(Entries from a visual dataset)
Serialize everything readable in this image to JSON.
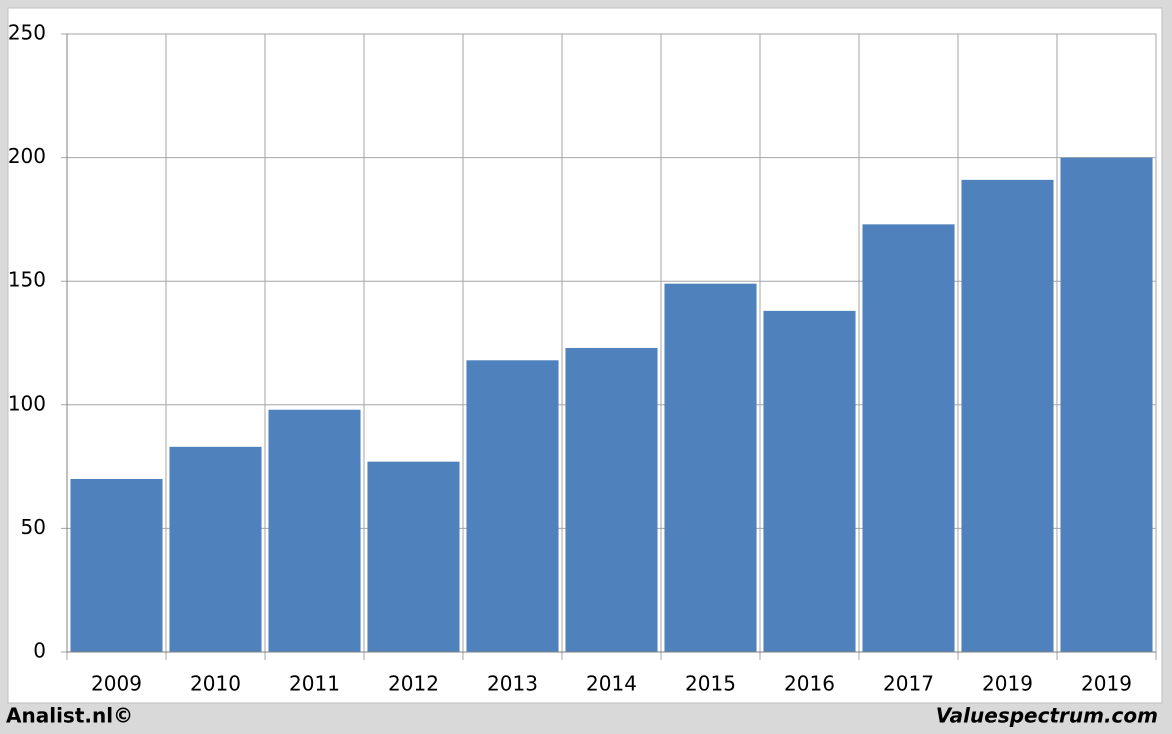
{
  "chart_data": {
    "type": "bar",
    "categories": [
      "2009",
      "2010",
      "2011",
      "2012",
      "2013",
      "2014",
      "2015",
      "2016",
      "2017",
      "2019",
      "2019"
    ],
    "values": [
      70,
      83,
      98,
      77,
      118,
      123,
      149,
      138,
      173,
      191,
      200
    ],
    "color": "#4f81bd",
    "ylim": [
      0,
      250
    ],
    "yticks": [
      0,
      50,
      100,
      150,
      200,
      250
    ],
    "grid": true,
    "annotations": [
      "Analist.nl©",
      "Valuespectrum.com"
    ]
  }
}
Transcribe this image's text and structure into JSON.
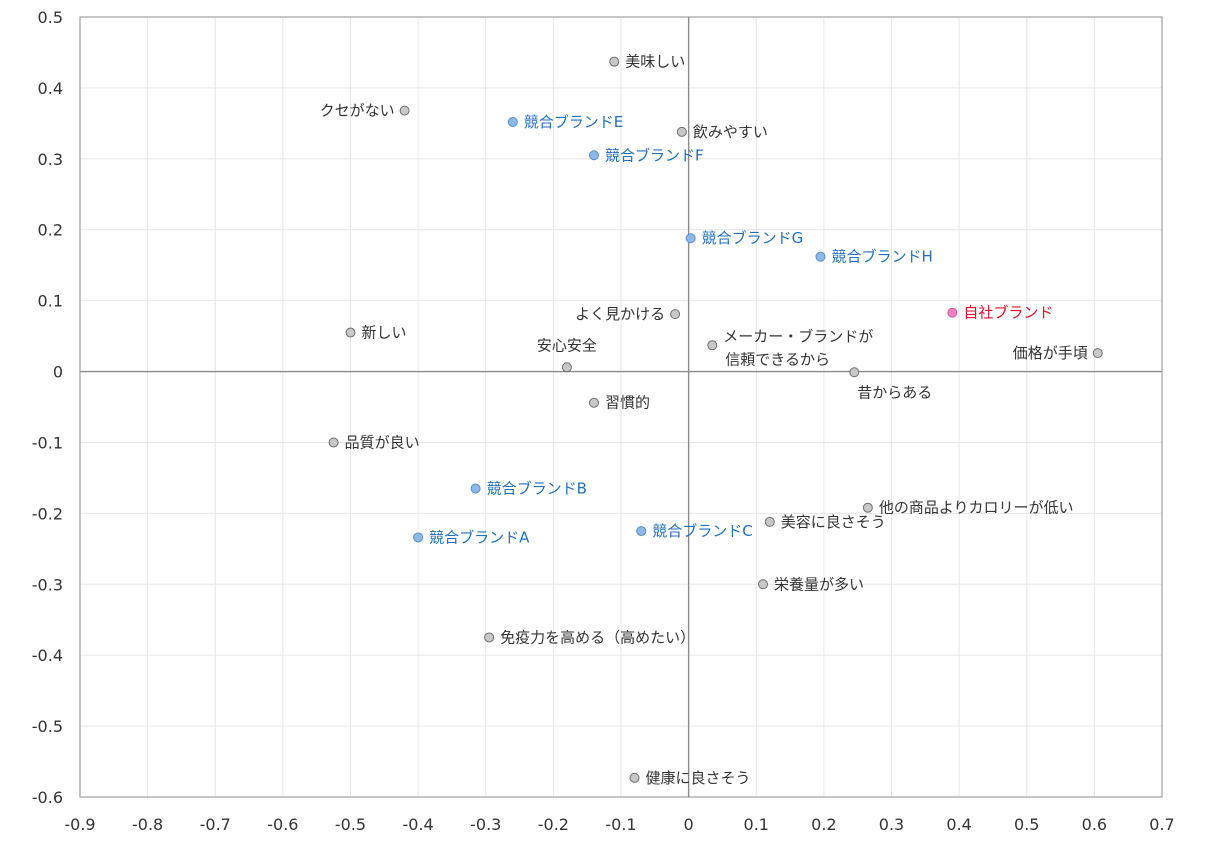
{
  "chart_data": {
    "type": "scatter",
    "title": "",
    "xlabel": "",
    "ylabel": "",
    "xlim": [
      -0.9,
      0.7
    ],
    "ylim": [
      -0.6,
      0.5
    ],
    "x_ticks": [
      "-0.9",
      "-0.8",
      "-0.7",
      "-0.6",
      "-0.5",
      "-0.4",
      "-0.3",
      "-0.2",
      "-0.1",
      "0",
      "0.1",
      "0.2",
      "0.3",
      "0.4",
      "0.5",
      "0.6",
      "0.7"
    ],
    "y_ticks": [
      "0.5",
      "0.4",
      "0.3",
      "0.2",
      "0.1",
      "0",
      "-0.1",
      "-0.2",
      "-0.3",
      "-0.4",
      "-0.5",
      "-0.6"
    ],
    "grid": true,
    "colors": {
      "attribute": "#c8c8c8",
      "attribute_text": "#333333",
      "competitor": "#8db9e8",
      "competitor_text": "#1f6fbf",
      "own_brand": "#f27fc4",
      "own_brand_text": "#e0102a"
    },
    "points": [
      {
        "label": "美味しい",
        "x": -0.11,
        "y": 0.437,
        "group": "attribute",
        "anchor": "start"
      },
      {
        "label": "クセがない",
        "x": -0.42,
        "y": 0.368,
        "group": "attribute",
        "anchor": "end"
      },
      {
        "label": "飲みやすい",
        "x": -0.01,
        "y": 0.338,
        "group": "attribute",
        "anchor": "start"
      },
      {
        "label": "よく見かける",
        "x": -0.02,
        "y": 0.081,
        "group": "attribute",
        "anchor": "end"
      },
      {
        "label": "新しい",
        "x": -0.5,
        "y": 0.055,
        "group": "attribute",
        "anchor": "start"
      },
      {
        "label": "安心安全",
        "x": -0.18,
        "y": 0.006,
        "group": "attribute",
        "anchor": "above"
      },
      {
        "label": [
          "メーカー・ブランドが",
          "信頼できるから"
        ],
        "x": 0.035,
        "y": 0.037,
        "group": "attribute",
        "anchor": "start"
      },
      {
        "label": "昔からある",
        "x": 0.245,
        "y": -0.001,
        "group": "attribute",
        "anchor": "below"
      },
      {
        "label": "価格が手頃",
        "x": 0.605,
        "y": 0.026,
        "group": "attribute",
        "anchor": "end"
      },
      {
        "label": "習慣的",
        "x": -0.14,
        "y": -0.044,
        "group": "attribute",
        "anchor": "start"
      },
      {
        "label": "品質が良い",
        "x": -0.525,
        "y": -0.1,
        "group": "attribute",
        "anchor": "start"
      },
      {
        "label": "他の商品よりカロリーが低い",
        "x": 0.265,
        "y": -0.192,
        "group": "attribute",
        "anchor": "start"
      },
      {
        "label": "美容に良さそう",
        "x": 0.12,
        "y": -0.212,
        "group": "attribute",
        "anchor": "start"
      },
      {
        "label": "栄養量が多い",
        "x": 0.11,
        "y": -0.3,
        "group": "attribute",
        "anchor": "start"
      },
      {
        "label": "免疫力を高める（高めたい）",
        "x": -0.295,
        "y": -0.375,
        "group": "attribute",
        "anchor": "start"
      },
      {
        "label": "健康に良さそう",
        "x": -0.08,
        "y": -0.573,
        "group": "attribute",
        "anchor": "start"
      },
      {
        "label": "競合ブランドE",
        "x": -0.26,
        "y": 0.352,
        "group": "competitor",
        "anchor": "start"
      },
      {
        "label": "競合ブランドF",
        "x": -0.14,
        "y": 0.305,
        "group": "competitor",
        "anchor": "start"
      },
      {
        "label": "競合ブランドG",
        "x": 0.003,
        "y": 0.188,
        "group": "competitor",
        "anchor": "start"
      },
      {
        "label": "競合ブランドH",
        "x": 0.195,
        "y": 0.162,
        "group": "competitor",
        "anchor": "start"
      },
      {
        "label": "競合ブランドB",
        "x": -0.315,
        "y": -0.165,
        "group": "competitor",
        "anchor": "start"
      },
      {
        "label": "競合ブランドA",
        "x": -0.4,
        "y": -0.234,
        "group": "competitor",
        "anchor": "start"
      },
      {
        "label": "競合ブランドC",
        "x": -0.07,
        "y": -0.225,
        "group": "competitor",
        "anchor": "start"
      },
      {
        "label": "自社ブランド",
        "x": 0.39,
        "y": 0.083,
        "group": "own_brand",
        "anchor": "start"
      }
    ]
  }
}
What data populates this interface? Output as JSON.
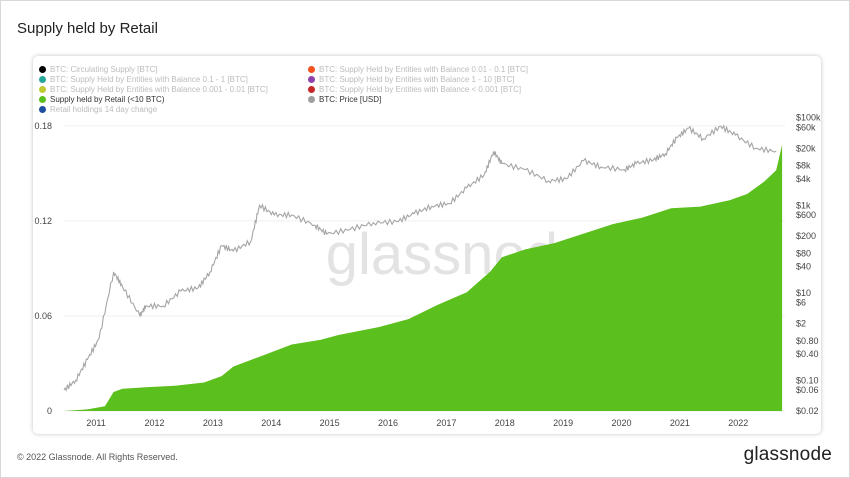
{
  "title": "Supply held by Retail",
  "footer": {
    "copyright": "© 2022 Glassnode. All Rights Reserved.",
    "logo": "glassnode"
  },
  "watermark": "glassnode",
  "legend": [
    {
      "label": "BTC: Circulating Supply [BTC]",
      "color": "#000000",
      "active": false
    },
    {
      "label": "BTC: Supply Held by Entities with Balance 0.01 - 0.1 [BTC]",
      "color": "#f4511e",
      "active": false
    },
    {
      "label": "BTC: Supply Held by Entities with Balance 0.1 - 1 [BTC]",
      "color": "#26a69a",
      "active": false
    },
    {
      "label": "BTC: Supply Held by Entities with Balance 1 - 10 [BTC]",
      "color": "#8e44ad",
      "active": false
    },
    {
      "label": "BTC: Supply Held by Entities with Balance 0.001 - 0.01 [BTC]",
      "color": "#c0ca33",
      "active": false
    },
    {
      "label": "BTC: Supply Held by Entities with Balance < 0.001 [BTC]",
      "color": "#c62828",
      "active": false
    },
    {
      "label": "Supply held by Retail (<10 BTC)",
      "color": "#5bbf1d",
      "active": true
    },
    {
      "label": "BTC: Price [USD]",
      "color": "#9e9e9e",
      "active": true
    },
    {
      "label": "Retail holdings 14 day change",
      "color": "#1e4fa0",
      "active": false
    }
  ],
  "chart_data": {
    "type": "area",
    "title": "Supply held by Retail",
    "x_ticks": [
      "2011",
      "2012",
      "2013",
      "2014",
      "2015",
      "2016",
      "2017",
      "2018",
      "2019",
      "2020",
      "2021",
      "2022"
    ],
    "x_range": [
      2010.6,
      2022.95
    ],
    "y_left": {
      "ticks": [
        "0",
        "0.06",
        "0.12",
        "0.18"
      ],
      "range": [
        0,
        0.19
      ]
    },
    "y_right": {
      "scale": "log",
      "ticks": [
        "$0.02",
        "$0.06",
        "$0.10",
        "$0.40",
        "$0.80",
        "$2",
        "$6",
        "$10",
        "$40",
        "$80",
        "$200",
        "$600",
        "$1k",
        "$4k",
        "$8k",
        "$20k",
        "$60k",
        "$100k"
      ],
      "range": [
        0.02,
        150000
      ]
    },
    "grid": true,
    "legend_placement": "top-left",
    "series": [
      {
        "name": "Supply held by Retail (<10 BTC)",
        "type": "area",
        "color": "#5bbf1d",
        "axis": "left",
        "x": [
          2010.6,
          2011.0,
          2011.3,
          2011.45,
          2011.6,
          2012.0,
          2012.5,
          2013.0,
          2013.3,
          2013.5,
          2014.0,
          2014.5,
          2015.0,
          2015.3,
          2016.0,
          2016.5,
          2017.0,
          2017.5,
          2017.9,
          2018.1,
          2018.5,
          2019.0,
          2019.5,
          2020.0,
          2020.5,
          2021.0,
          2021.5,
          2022.0,
          2022.3,
          2022.6,
          2022.8,
          2022.9
        ],
        "values": [
          0.0,
          0.001,
          0.003,
          0.012,
          0.014,
          0.015,
          0.016,
          0.018,
          0.022,
          0.028,
          0.035,
          0.042,
          0.045,
          0.048,
          0.053,
          0.058,
          0.067,
          0.075,
          0.088,
          0.097,
          0.102,
          0.106,
          0.112,
          0.118,
          0.122,
          0.128,
          0.129,
          0.133,
          0.137,
          0.145,
          0.152,
          0.168
        ]
      },
      {
        "name": "BTC: Price [USD]",
        "type": "line",
        "color": "#9e9e9e",
        "axis": "right",
        "x": [
          2010.6,
          2010.8,
          2011.0,
          2011.2,
          2011.45,
          2011.6,
          2011.9,
          2012.0,
          2012.3,
          2012.6,
          2012.9,
          2013.1,
          2013.3,
          2013.5,
          2013.8,
          2013.95,
          2014.2,
          2014.5,
          2014.9,
          2015.1,
          2015.5,
          2015.9,
          2016.3,
          2016.6,
          2016.9,
          2017.2,
          2017.5,
          2017.8,
          2017.96,
          2018.1,
          2018.5,
          2018.9,
          2019.2,
          2019.5,
          2019.8,
          2020.2,
          2020.4,
          2020.7,
          2020.9,
          2021.1,
          2021.3,
          2021.55,
          2021.85,
          2022.1,
          2022.45,
          2022.8
        ],
        "values": [
          0.06,
          0.1,
          0.3,
          0.9,
          30,
          14,
          3,
          5,
          5,
          11,
          13,
          30,
          120,
          90,
          150,
          1000,
          600,
          600,
          350,
          220,
          280,
          400,
          420,
          650,
          950,
          1100,
          2500,
          5000,
          17000,
          9000,
          6500,
          3600,
          4000,
          10500,
          7500,
          6500,
          9000,
          11000,
          15000,
          35000,
          58000,
          33000,
          64000,
          40000,
          20000,
          17000
        ]
      }
    ]
  }
}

• [TASK BRIEF] Provide solely the number of lines in the data that include the word "type".

• [RESULT FOR THIS EXERCISE] 5